Directions for this task. Report only the number of lines holding "name".

++++ Listed records

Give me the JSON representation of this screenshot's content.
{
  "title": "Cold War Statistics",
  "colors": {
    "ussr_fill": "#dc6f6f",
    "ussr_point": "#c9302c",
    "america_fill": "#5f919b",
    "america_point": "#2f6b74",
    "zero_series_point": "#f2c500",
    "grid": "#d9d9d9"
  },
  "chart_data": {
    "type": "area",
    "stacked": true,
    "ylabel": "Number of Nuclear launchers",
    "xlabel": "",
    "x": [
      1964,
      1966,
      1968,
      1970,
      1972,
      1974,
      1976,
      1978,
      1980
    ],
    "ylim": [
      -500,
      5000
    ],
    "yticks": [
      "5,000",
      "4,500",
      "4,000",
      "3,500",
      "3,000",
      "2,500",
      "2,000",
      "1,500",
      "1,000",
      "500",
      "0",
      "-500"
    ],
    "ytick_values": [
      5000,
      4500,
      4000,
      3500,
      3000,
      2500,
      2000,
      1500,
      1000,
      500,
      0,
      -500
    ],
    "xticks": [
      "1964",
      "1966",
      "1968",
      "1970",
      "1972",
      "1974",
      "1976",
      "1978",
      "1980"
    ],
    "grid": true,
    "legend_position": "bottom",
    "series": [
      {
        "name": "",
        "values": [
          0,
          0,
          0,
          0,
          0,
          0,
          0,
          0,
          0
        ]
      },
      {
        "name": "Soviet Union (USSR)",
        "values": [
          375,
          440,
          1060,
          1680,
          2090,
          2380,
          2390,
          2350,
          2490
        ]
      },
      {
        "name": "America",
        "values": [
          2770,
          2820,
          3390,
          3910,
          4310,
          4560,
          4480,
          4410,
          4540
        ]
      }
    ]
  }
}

++++++++

Written response. 3